◆ INSTRUCTIONS FOR THE TASK
Retype the records below word for word and omit any image.

◆ DATA TO USE
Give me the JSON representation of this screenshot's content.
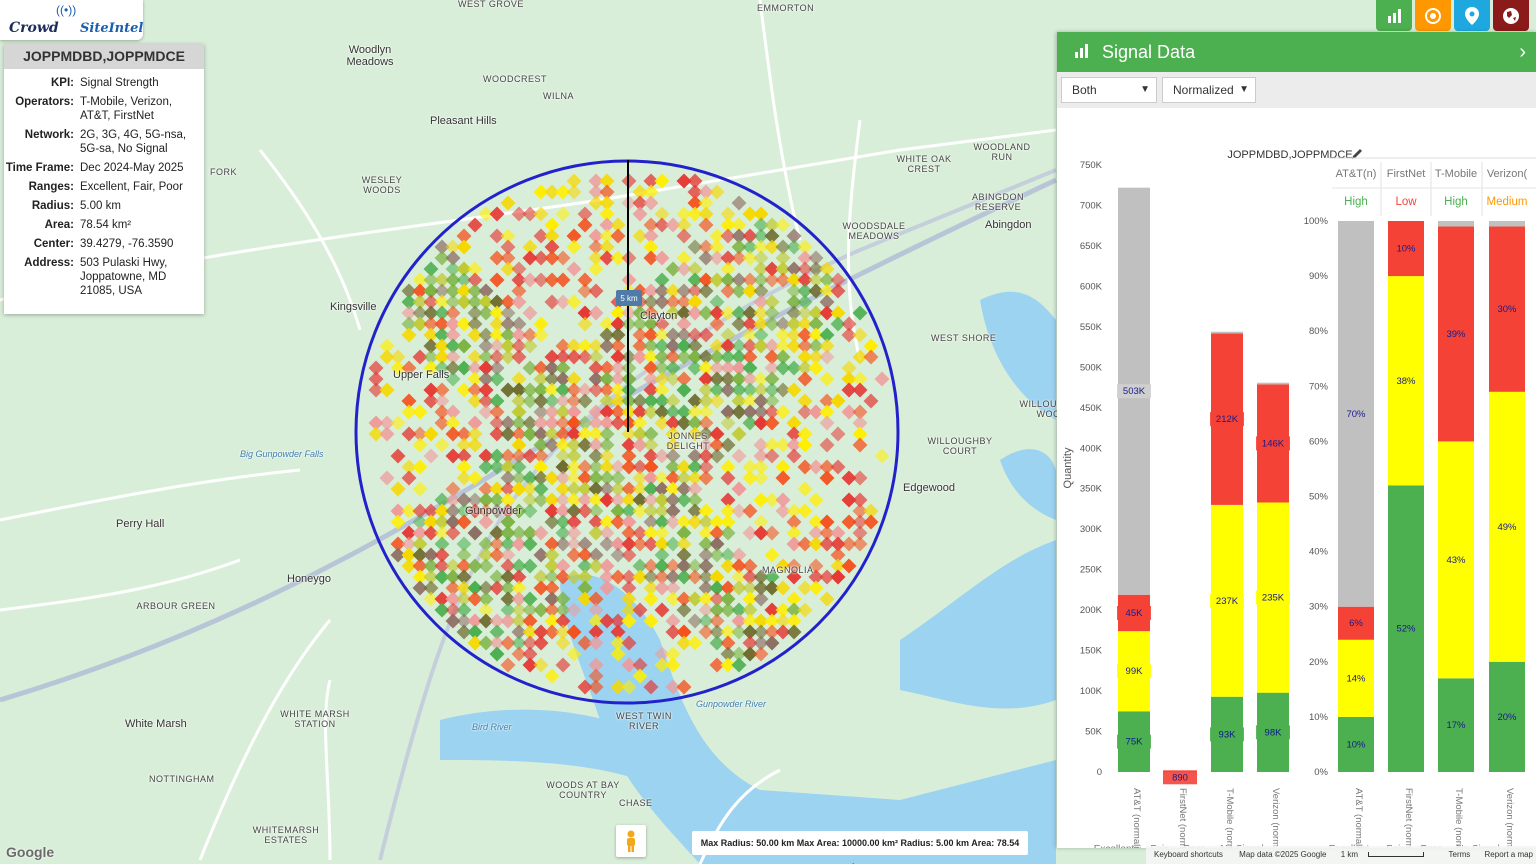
{
  "logo": {
    "part1": "Crowd",
    "part2": "SiteIntel"
  },
  "info": {
    "title": "JOPPMDBD,JOPPMDCE",
    "rows": [
      {
        "k": "KPI:",
        "v": "Signal Strength"
      },
      {
        "k": "Operators:",
        "v": "T-Mobile, Verizon, AT&T, FirstNet"
      },
      {
        "k": "Network:",
        "v": "2G, 3G, 4G, 5G-nsa, 5G-sa, No Signal"
      },
      {
        "k": "Time Frame:",
        "v": "Dec 2024-May 2025"
      },
      {
        "k": "Ranges:",
        "v": "Excellent, Fair, Poor"
      },
      {
        "k": "Radius:",
        "v": "5.00 km"
      },
      {
        "k": "Area:",
        "v": "78.54 km²"
      },
      {
        "k": "Center:",
        "v": "39.4279, -76.3590"
      },
      {
        "k": "Address:",
        "v": "503 Pulaski Hwy, Joppatowne, MD 21085, USA"
      }
    ]
  },
  "toolbar": {
    "colors": {
      "chart": "#4caf50",
      "target": "#ff9800",
      "pin": "#1fa8e0",
      "globe": "#8b1a1a"
    }
  },
  "panel": {
    "title": "Signal Data",
    "operator_filter": "Both",
    "mode_select": "Normalized",
    "chart_title": "JOPPMDBD,JOPPMDCE"
  },
  "map": {
    "places": [
      {
        "t": "WEST GROVE",
        "c": "small"
      },
      {
        "t": "EMMORTON",
        "c": "small"
      },
      {
        "t": "Woodlyn Meadows",
        "c": ""
      },
      {
        "t": "WOODCREST",
        "c": "small"
      },
      {
        "t": "WILNA",
        "c": "small"
      },
      {
        "t": "Pleasant Hills",
        "c": ""
      },
      {
        "t": "WOODLAND RUN",
        "c": "small"
      },
      {
        "t": "WHITE OAK CREST",
        "c": "small"
      },
      {
        "t": "ABINGDON RESERVE",
        "c": "small"
      },
      {
        "t": "Abingdon",
        "c": ""
      },
      {
        "t": "WOODSDALE MEADOWS",
        "c": "small"
      },
      {
        "t": "FORK",
        "c": "small"
      },
      {
        "t": "WESLEY WOODS",
        "c": "small"
      },
      {
        "t": "Kingsville",
        "c": ""
      },
      {
        "t": "WEST SHORE",
        "c": "small"
      },
      {
        "t": "WILLOUGHBY WOOD",
        "c": "small"
      },
      {
        "t": "WILLOUGHBY COURT",
        "c": "small"
      },
      {
        "t": "Edgewood",
        "c": ""
      },
      {
        "t": "Perry Hall",
        "c": ""
      },
      {
        "t": "Honeygo",
        "c": ""
      },
      {
        "t": "ARBOUR GREEN",
        "c": "small"
      },
      {
        "t": "White Marsh",
        "c": ""
      },
      {
        "t": "WHITE MARSH STATION",
        "c": "small"
      },
      {
        "t": "NOTTINGHAM",
        "c": "small"
      },
      {
        "t": "WHITEMARSH ESTATES",
        "c": "small"
      },
      {
        "t": "WEST TWIN RIVER",
        "c": "small"
      },
      {
        "t": "WOODS AT BAY COUNTRY",
        "c": "small"
      },
      {
        "t": "CHASE",
        "c": "small"
      },
      {
        "t": "MAGNOLIA",
        "c": "small"
      },
      {
        "t": "Bird River",
        "c": "water"
      },
      {
        "t": "Gunpowder River",
        "c": "water"
      },
      {
        "t": "Big Gunpowder Falls",
        "c": "water"
      },
      {
        "t": "Clayton",
        "c": ""
      },
      {
        "t": "JONNES DELIGHT",
        "c": "small"
      },
      {
        "t": "Upper Falls",
        "c": ""
      },
      {
        "t": "Gunpowder",
        "c": ""
      }
    ],
    "radius_label": "5 km"
  },
  "footer": {
    "stats": "Max Radius: 50.00 km  Max Area: 10000.00 km²  Radius: 5.00 km  Area: 78.54 km²",
    "google": "Google",
    "links": [
      "Keyboard shortcuts",
      "Map data ©2025 Google",
      "1 km",
      "Terms",
      "Report a map error"
    ]
  },
  "chart_data": [
    {
      "type": "bar",
      "stacked": true,
      "ylabel": "Quantity",
      "ylim": [
        0,
        750000
      ],
      "yticks": [
        "0",
        "50K",
        "100K",
        "150K",
        "200K",
        "250K",
        "300K",
        "350K",
        "400K",
        "450K",
        "500K",
        "550K",
        "600K",
        "650K",
        "700K",
        "750K"
      ],
      "categories": [
        "AT&T (normalized)",
        "FirstNet (normalized)",
        "T-Mobile (normalized)",
        "Verizon (normalized)"
      ],
      "series": [
        {
          "name": "Excellent",
          "color": "#4caf50",
          "values": [
            75000,
            0,
            93000,
            98000
          ],
          "labels": [
            "75K",
            "",
            "93K",
            "98K"
          ]
        },
        {
          "name": "Fair",
          "color": "#ffff00",
          "values": [
            99000,
            0,
            237000,
            235000
          ],
          "labels": [
            "99K",
            "",
            "237K",
            "235K"
          ]
        },
        {
          "name": "Poor",
          "color": "#f44336",
          "values": [
            45000,
            890,
            212000,
            146000
          ],
          "labels": [
            "45K",
            "890",
            "212K",
            "146K"
          ]
        },
        {
          "name": "No Signal",
          "color": "#c0c0c0",
          "values": [
            503000,
            0,
            2000,
            2000
          ],
          "labels": [
            "503K",
            "",
            "",
            ""
          ]
        }
      ]
    },
    {
      "type": "bar",
      "stacked": true,
      "ylim": [
        0,
        100
      ],
      "yticks": [
        "0%",
        "10%",
        "20%",
        "30%",
        "40%",
        "50%",
        "60%",
        "70%",
        "80%",
        "90%",
        "100%"
      ],
      "categories": [
        "AT&T (normalized)",
        "FirstNet (normalized)",
        "T-Mobile (normalized)",
        "Verizon (normalized)"
      ],
      "headers": [
        "AT&T(n)",
        "FirstNet",
        "T-Mobile",
        "Verizon("
      ],
      "ratings": [
        "High",
        "Low",
        "High",
        "Medium"
      ],
      "rating_colors": [
        "#4caf50",
        "#f44336",
        "#4caf50",
        "#ff9800"
      ],
      "series": [
        {
          "name": "Excellent",
          "color": "#4caf50",
          "values": [
            10,
            52,
            17,
            20
          ],
          "labels": [
            "10%",
            "52%",
            "17%",
            "20%"
          ]
        },
        {
          "name": "Fair",
          "color": "#ffff00",
          "values": [
            14,
            38,
            43,
            49
          ],
          "labels": [
            "14%",
            "38%",
            "43%",
            "49%"
          ]
        },
        {
          "name": "Poor",
          "color": "#f44336",
          "values": [
            6,
            10,
            39,
            30
          ],
          "labels": [
            "6%",
            "10%",
            "39%",
            "30%"
          ]
        },
        {
          "name": "No Signal",
          "color": "#c0c0c0",
          "values": [
            70,
            0,
            1,
            1
          ],
          "labels": [
            "70%",
            "",
            "",
            ""
          ]
        }
      ]
    }
  ]
}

◆ SOLUTION FOR THIS EXERCISE
Give me the JSON representation of this screenshot's content.
{
  "logo": {
    "part1": "Crowd",
    "part2": "SiteIntel"
  },
  "info": {
    "title": "JOPPMDBD,JOPPMDCE",
    "rows": [
      {
        "k": "KPI:",
        "v": "Signal Strength"
      },
      {
        "k": "Operators:",
        "v": "T-Mobile, Verizon, AT&T, FirstNet"
      },
      {
        "k": "Network:",
        "v": "2G, 3G, 4G, 5G-nsa, 5G-sa, No Signal"
      },
      {
        "k": "Time Frame:",
        "v": "Dec 2024-May 2025"
      },
      {
        "k": "Ranges:",
        "v": "Excellent, Fair, Poor"
      },
      {
        "k": "Radius:",
        "v": "5.00 km"
      },
      {
        "k": "Area:",
        "v": "78.54 km²"
      },
      {
        "k": "Center:",
        "v": "39.4279, -76.3590"
      },
      {
        "k": "Address:",
        "v": "503 Pulaski Hwy, Joppatowne, MD 21085, USA"
      }
    ]
  },
  "toolbar": {
    "colors": {
      "chart": "#4caf50",
      "target": "#ff9800",
      "pin": "#1fa8e0",
      "globe": "#8b1a1a"
    }
  },
  "panel": {
    "title": "Signal Data",
    "operator_filter": "Both",
    "mode_select": "Normalized",
    "chart_title": "JOPPMDBD,JOPPMDCE"
  },
  "map": {
    "places": [
      {
        "t": "WEST GROVE",
        "c": "small"
      },
      {
        "t": "EMMORTON",
        "c": "small"
      },
      {
        "t": "Woodlyn Meadows",
        "c": ""
      },
      {
        "t": "WOODCREST",
        "c": "small"
      },
      {
        "t": "WILNA",
        "c": "small"
      },
      {
        "t": "Pleasant Hills",
        "c": ""
      },
      {
        "t": "WOODLAND RUN",
        "c": "small"
      },
      {
        "t": "WHITE OAK CREST",
        "c": "small"
      },
      {
        "t": "ABINGDON RESERVE",
        "c": "small"
      },
      {
        "t": "Abingdon",
        "c": ""
      },
      {
        "t": "WOODSDALE MEADOWS",
        "c": "small"
      },
      {
        "t": "FORK",
        "c": "small"
      },
      {
        "t": "WESLEY WOODS",
        "c": "small"
      },
      {
        "t": "Kingsville",
        "c": ""
      },
      {
        "t": "WEST SHORE",
        "c": "small"
      },
      {
        "t": "WILLOUGHBY WOOD",
        "c": "small"
      },
      {
        "t": "WILLOUGHBY COURT",
        "c": "small"
      },
      {
        "t": "Edgewood",
        "c": ""
      },
      {
        "t": "Perry Hall",
        "c": ""
      },
      {
        "t": "Honeygo",
        "c": ""
      },
      {
        "t": "ARBOUR GREEN",
        "c": "small"
      },
      {
        "t": "White Marsh",
        "c": ""
      },
      {
        "t": "WHITE MARSH STATION",
        "c": "small"
      },
      {
        "t": "NOTTINGHAM",
        "c": "small"
      },
      {
        "t": "WHITEMARSH ESTATES",
        "c": "small"
      },
      {
        "t": "WEST TWIN RIVER",
        "c": "small"
      },
      {
        "t": "WOODS AT BAY COUNTRY",
        "c": "small"
      },
      {
        "t": "CHASE",
        "c": "small"
      },
      {
        "t": "MAGNOLIA",
        "c": "small"
      },
      {
        "t": "Bird River",
        "c": "water"
      },
      {
        "t": "Gunpowder River",
        "c": "water"
      },
      {
        "t": "Big Gunpowder Falls",
        "c": "water"
      },
      {
        "t": "Clayton",
        "c": ""
      },
      {
        "t": "JONNES DELIGHT",
        "c": "small"
      },
      {
        "t": "Upper Falls",
        "c": ""
      },
      {
        "t": "Gunpowder",
        "c": ""
      }
    ],
    "radius_label": "5 km"
  },
  "footer": {
    "stats": "Max Radius: 50.00 km  Max Area: 10000.00 km²  Radius: 5.00 km  Area: 78.54 km²",
    "google": "Google",
    "links": [
      "Keyboard shortcuts",
      "Map data ©2025 Google",
      "1 km",
      "Terms",
      "Report a map error"
    ]
  },
  "chart_data": [
    {
      "type": "bar",
      "stacked": true,
      "ylabel": "Quantity",
      "ylim": [
        0,
        750000
      ],
      "yticks": [
        "0",
        "50K",
        "100K",
        "150K",
        "200K",
        "250K",
        "300K",
        "350K",
        "400K",
        "450K",
        "500K",
        "550K",
        "600K",
        "650K",
        "700K",
        "750K"
      ],
      "categories": [
        "AT&T (normalized)",
        "FirstNet (normalized)",
        "T-Mobile (normalized)",
        "Verizon (normalized)"
      ],
      "series": [
        {
          "name": "Excellent",
          "color": "#4caf50",
          "values": [
            75000,
            0,
            93000,
            98000
          ],
          "labels": [
            "75K",
            "",
            "93K",
            "98K"
          ]
        },
        {
          "name": "Fair",
          "color": "#ffff00",
          "values": [
            99000,
            0,
            237000,
            235000
          ],
          "labels": [
            "99K",
            "",
            "237K",
            "235K"
          ]
        },
        {
          "name": "Poor",
          "color": "#f44336",
          "values": [
            45000,
            890,
            212000,
            146000
          ],
          "labels": [
            "45K",
            "890",
            "212K",
            "146K"
          ]
        },
        {
          "name": "No Signal",
          "color": "#c0c0c0",
          "values": [
            503000,
            0,
            2000,
            2000
          ],
          "labels": [
            "503K",
            "",
            "",
            ""
          ]
        }
      ]
    },
    {
      "type": "bar",
      "stacked": true,
      "ylim": [
        0,
        100
      ],
      "yticks": [
        "0%",
        "10%",
        "20%",
        "30%",
        "40%",
        "50%",
        "60%",
        "70%",
        "80%",
        "90%",
        "100%"
      ],
      "categories": [
        "AT&T (normalized)",
        "FirstNet (normalized)",
        "T-Mobile (normalized)",
        "Verizon (normalized)"
      ],
      "headers": [
        "AT&T(n)",
        "FirstNet",
        "T-Mobile",
        "Verizon("
      ],
      "ratings": [
        "High",
        "Low",
        "High",
        "Medium"
      ],
      "rating_colors": [
        "#4caf50",
        "#f44336",
        "#4caf50",
        "#ff9800"
      ],
      "series": [
        {
          "name": "Excellent",
          "color": "#4caf50",
          "values": [
            10,
            52,
            17,
            20
          ],
          "labels": [
            "10%",
            "52%",
            "17%",
            "20%"
          ]
        },
        {
          "name": "Fair",
          "color": "#ffff00",
          "values": [
            14,
            38,
            43,
            49
          ],
          "labels": [
            "14%",
            "38%",
            "43%",
            "49%"
          ]
        },
        {
          "name": "Poor",
          "color": "#f44336",
          "values": [
            6,
            10,
            39,
            30
          ],
          "labels": [
            "6%",
            "10%",
            "39%",
            "30%"
          ]
        },
        {
          "name": "No Signal",
          "color": "#c0c0c0",
          "values": [
            70,
            0,
            1,
            1
          ],
          "labels": [
            "70%",
            "",
            "",
            ""
          ]
        }
      ]
    }
  ]
}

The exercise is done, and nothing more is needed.